Below is a set of records; print all of them exactly as written.

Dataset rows
○ ○ ○

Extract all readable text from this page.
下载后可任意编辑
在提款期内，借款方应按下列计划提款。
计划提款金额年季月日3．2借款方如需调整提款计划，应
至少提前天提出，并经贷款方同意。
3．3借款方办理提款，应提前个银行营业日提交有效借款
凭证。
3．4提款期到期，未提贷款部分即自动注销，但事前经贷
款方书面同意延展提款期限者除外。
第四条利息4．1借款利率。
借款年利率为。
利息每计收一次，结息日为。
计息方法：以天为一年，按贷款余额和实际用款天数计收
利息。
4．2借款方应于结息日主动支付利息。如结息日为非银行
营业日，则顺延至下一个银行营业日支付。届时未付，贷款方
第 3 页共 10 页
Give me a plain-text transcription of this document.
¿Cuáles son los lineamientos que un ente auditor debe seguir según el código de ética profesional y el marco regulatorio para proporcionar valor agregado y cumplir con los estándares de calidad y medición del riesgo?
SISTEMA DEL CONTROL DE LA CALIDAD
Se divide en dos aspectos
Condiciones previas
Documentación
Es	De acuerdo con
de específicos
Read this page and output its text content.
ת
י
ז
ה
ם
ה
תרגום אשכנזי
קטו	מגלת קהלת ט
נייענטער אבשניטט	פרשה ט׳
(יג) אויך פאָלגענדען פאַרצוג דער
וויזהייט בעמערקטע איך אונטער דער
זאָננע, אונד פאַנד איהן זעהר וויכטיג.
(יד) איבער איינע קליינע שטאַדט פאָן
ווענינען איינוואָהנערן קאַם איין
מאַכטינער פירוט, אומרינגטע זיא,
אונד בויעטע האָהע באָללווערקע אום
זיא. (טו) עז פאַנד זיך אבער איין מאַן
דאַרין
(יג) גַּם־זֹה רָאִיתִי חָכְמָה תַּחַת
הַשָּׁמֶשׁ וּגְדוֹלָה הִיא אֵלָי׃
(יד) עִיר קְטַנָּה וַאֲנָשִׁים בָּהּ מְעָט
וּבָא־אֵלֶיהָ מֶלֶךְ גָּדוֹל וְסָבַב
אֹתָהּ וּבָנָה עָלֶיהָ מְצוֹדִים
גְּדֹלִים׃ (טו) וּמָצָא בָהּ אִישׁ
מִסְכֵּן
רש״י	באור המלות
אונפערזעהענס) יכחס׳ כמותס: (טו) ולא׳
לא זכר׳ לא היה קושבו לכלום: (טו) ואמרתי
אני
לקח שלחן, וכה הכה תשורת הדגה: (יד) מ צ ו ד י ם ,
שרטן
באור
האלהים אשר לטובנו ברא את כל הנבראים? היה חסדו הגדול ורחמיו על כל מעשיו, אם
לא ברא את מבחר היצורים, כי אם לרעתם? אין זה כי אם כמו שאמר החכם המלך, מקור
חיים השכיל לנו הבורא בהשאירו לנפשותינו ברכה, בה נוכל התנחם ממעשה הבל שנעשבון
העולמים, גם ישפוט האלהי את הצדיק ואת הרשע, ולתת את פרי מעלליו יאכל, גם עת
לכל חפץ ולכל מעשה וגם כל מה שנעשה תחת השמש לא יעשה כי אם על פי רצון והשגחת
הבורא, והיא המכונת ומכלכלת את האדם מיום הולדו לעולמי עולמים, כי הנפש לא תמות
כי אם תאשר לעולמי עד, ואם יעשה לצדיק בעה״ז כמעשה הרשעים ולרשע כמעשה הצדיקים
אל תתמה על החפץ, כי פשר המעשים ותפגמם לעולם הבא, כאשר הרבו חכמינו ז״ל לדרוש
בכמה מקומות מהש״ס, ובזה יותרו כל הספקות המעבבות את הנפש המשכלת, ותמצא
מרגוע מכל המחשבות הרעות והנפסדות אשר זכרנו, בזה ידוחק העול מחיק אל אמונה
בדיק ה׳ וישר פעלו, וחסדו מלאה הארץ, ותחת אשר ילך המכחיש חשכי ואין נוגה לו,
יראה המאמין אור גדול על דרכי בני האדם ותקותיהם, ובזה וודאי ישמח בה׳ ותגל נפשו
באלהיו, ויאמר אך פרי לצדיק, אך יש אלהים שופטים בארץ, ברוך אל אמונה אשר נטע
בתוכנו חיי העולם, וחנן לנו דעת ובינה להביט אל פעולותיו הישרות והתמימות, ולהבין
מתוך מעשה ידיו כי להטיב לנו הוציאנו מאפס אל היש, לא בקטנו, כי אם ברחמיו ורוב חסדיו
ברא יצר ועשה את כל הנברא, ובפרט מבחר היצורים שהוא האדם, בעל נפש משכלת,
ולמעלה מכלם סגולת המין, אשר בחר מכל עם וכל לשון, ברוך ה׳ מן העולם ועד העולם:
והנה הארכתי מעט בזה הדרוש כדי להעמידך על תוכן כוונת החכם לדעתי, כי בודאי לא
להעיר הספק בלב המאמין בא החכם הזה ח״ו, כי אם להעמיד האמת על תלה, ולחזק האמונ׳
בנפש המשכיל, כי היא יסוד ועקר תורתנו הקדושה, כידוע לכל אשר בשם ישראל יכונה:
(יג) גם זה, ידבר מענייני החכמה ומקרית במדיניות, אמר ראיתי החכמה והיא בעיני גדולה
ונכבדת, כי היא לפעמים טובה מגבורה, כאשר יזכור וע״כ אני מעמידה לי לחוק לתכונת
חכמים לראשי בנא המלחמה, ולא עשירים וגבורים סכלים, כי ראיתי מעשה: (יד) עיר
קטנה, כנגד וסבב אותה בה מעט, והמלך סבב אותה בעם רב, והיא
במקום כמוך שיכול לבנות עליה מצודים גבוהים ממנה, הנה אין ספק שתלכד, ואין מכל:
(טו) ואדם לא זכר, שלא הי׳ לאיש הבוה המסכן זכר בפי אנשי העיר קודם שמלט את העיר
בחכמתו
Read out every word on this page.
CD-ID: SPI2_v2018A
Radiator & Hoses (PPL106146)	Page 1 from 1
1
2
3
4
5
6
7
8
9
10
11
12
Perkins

○ ○ ○

[RESPONSE TO THIS EXERCISE]
Extract all readable text from this page.
下载后可任意编辑
在提款期内，借款方应按下列计划提款。
计划提款金额年季月日3．2借款方如需调整提款计划，应
至少提前天提出，并经贷款方同意。
3．3借款方办理提款，应提前个银行营业日提交有效借款
凭证。
3．4提款期到期，未提贷款部分即自动注销，但事前经贷
款方书面同意延展提款期限者除外。
第四条利息4．1借款利率。
借款年利率为。
利息每计收一次，结息日为。
计息方法：以天为一年，按贷款余额和实际用款天数计收
利息。
4．2借款方应于结息日主动支付利息。如结息日为非银行
营业日，则顺延至下一个银行营业日支付。届时未付，贷款方
第 3 页共 10 页
Give me a plain-text transcription of this document.
¿Cuáles son los lineamientos que un ente auditor debe seguir según el código de ética profesional y el marco regulatorio para proporcionar valor agregado y cumplir con los estándares de calidad y medición del riesgo?
SISTEMA DEL CONTROL DE LA CALIDAD
Se divide en dos aspectos
Condiciones previas
Documentación
Es	De acuerdo con
de específicos
Read this page and output its text content.
ת
י
ז
ה
ם
ה
תרגום אשכנזי
קטו	מגלת קהלת ט
נייענטער אבשניטט	פרשה ט׳
(יג) אויך פאָלגענדען פאַרצוג דער
וויזהייט בעמערקטע איך אונטער דער
זאָננע, אונד פאַנד איהן זעהר וויכטיג.
(יד) איבער איינע קליינע שטאַדט פאָן
ווענינען איינוואָהנערן קאַם איין
מאַכטינער פירוט, אומרינגטע זיא,
אונד בויעטע האָהע באָללווערקע אום
זיא. (טו) עז פאַנד זיך אבער איין מאַן
דאַרין
(יג) גַּם־זֹה רָאִיתִי חָכְמָה תַּחַת
הַשָּׁמֶשׁ וּגְדוֹלָה הִיא אֵלָי׃
(יד) עִיר קְטַנָּה וַאֲנָשִׁים בָּהּ מְעָט
וּבָא־אֵלֶיהָ מֶלֶךְ גָּדוֹל וְסָבַב
אֹתָהּ וּבָנָה עָלֶיהָ מְצוֹדִים
גְּדֹלִים׃ (טו) וּמָצָא בָהּ אִישׁ
מִסְכֵּן
רש״י	באור המלות
אונפערזעהענס) יכחס׳ כמותס: (טו) ולא׳
לא זכר׳ לא היה קושבו לכלום: (טו) ואמרתי
אני
לקח שלחן, וכה הכה תשורת הדגה: (יד) מ צ ו ד י ם ,
שרטן
באור
האלהים אשר לטובנו ברא את כל הנבראים? היה חסדו הגדול ורחמיו על כל מעשיו, אם
לא ברא את מבחר היצורים, כי אם לרעתם? אין זה כי אם כמו שאמר החכם המלך, מקור
חיים השכיל לנו הבורא בהשאירו לנפשותינו ברכה, בה נוכל התנחם ממעשה הבל שנעשבון
העולמים, גם ישפוט האלהי את הצדיק ואת הרשע, ולתת את פרי מעלליו יאכל, גם עת
לכל חפץ ולכל מעשה וגם כל מה שנעשה תחת השמש לא יעשה כי אם על פי רצון והשגחת
הבורא, והיא המכונת ומכלכלת את האדם מיום הולדו לעולמי עולמים, כי הנפש לא תמות
כי אם תאשר לעולמי עד, ואם יעשה לצדיק בעה״ז כמעשה הרשעים ולרשע כמעשה הצדיקים
אל תתמה על החפץ, כי פשר המעשים ותפגמם לעולם הבא, כאשר הרבו חכמינו ז״ל לדרוש
בכמה מקומות מהש״ס, ובזה יותרו כל הספקות המעבבות את הנפש המשכלת, ותמצא
מרגוע מכל המחשבות הרעות והנפסדות אשר זכרנו, בזה ידוחק העול מחיק אל אמונה
בדיק ה׳ וישר פעלו, וחסדו מלאה הארץ, ותחת אשר ילך המכחיש חשכי ואין נוגה לו,
יראה המאמין אור גדול על דרכי בני האדם ותקותיהם, ובזה וודאי ישמח בה׳ ותגל נפשו
באלהיו, ויאמר אך פרי לצדיק, אך יש אלהים שופטים בארץ, ברוך אל אמונה אשר נטע
בתוכנו חיי העולם, וחנן לנו דעת ובינה להביט אל פעולותיו הישרות והתמימות, ולהבין
מתוך מעשה ידיו כי להטיב לנו הוציאנו מאפס אל היש, לא בקטנו, כי אם ברחמיו ורוב חסדיו
ברא יצר ועשה את כל הנברא, ובפרט מבחר היצורים שהוא האדם, בעל נפש משכלת,
ולמעלה מכלם סגולת המין, אשר בחר מכל עם וכל לשון, ברוך ה׳ מן העולם ועד העולם:
והנה הארכתי מעט בזה הדרוש כדי להעמידך על תוכן כוונת החכם לדעתי, כי בודאי לא
להעיר הספק בלב המאמין בא החכם הזה ח״ו, כי אם להעמיד האמת על תלה, ולחזק האמונ׳
בנפש המשכיל, כי היא יסוד ועקר תורתנו הקדושה, כידוע לכל אשר בשם ישראל יכונה:
(יג) גם זה, ידבר מענייני החכמה ומקרית במדיניות, אמר ראיתי החכמה והיא בעיני גדולה
ונכבדת, כי היא לפעמים טובה מגבורה, כאשר יזכור וע״כ אני מעמידה לי לחוק לתכונת
חכמים לראשי בנא המלחמה, ולא עשירים וגבורים סכלים, כי ראיתי מעשה: (יד) עיר
קטנה, כנגד וסבב אותה בה מעט, והמלך סבב אותה בעם רב, והיא
במקום כמוך שיכול לבנות עליה מצודים גבוהים ממנה, הנה אין ספק שתלכד, ואין מכל:
(טו) ואדם לא זכר, שלא הי׳ לאיש הבוה המסכן זכר בפי אנשי העיר קודם שמלט את העיר
בחכמתו
Read out every word on this page.
CD-ID: SPI2_v2018A
Radiator & Hoses (PPL106146)	Page 1 from 1
1
2
3
4
5
6
7
8
9
10
11
12
Perkins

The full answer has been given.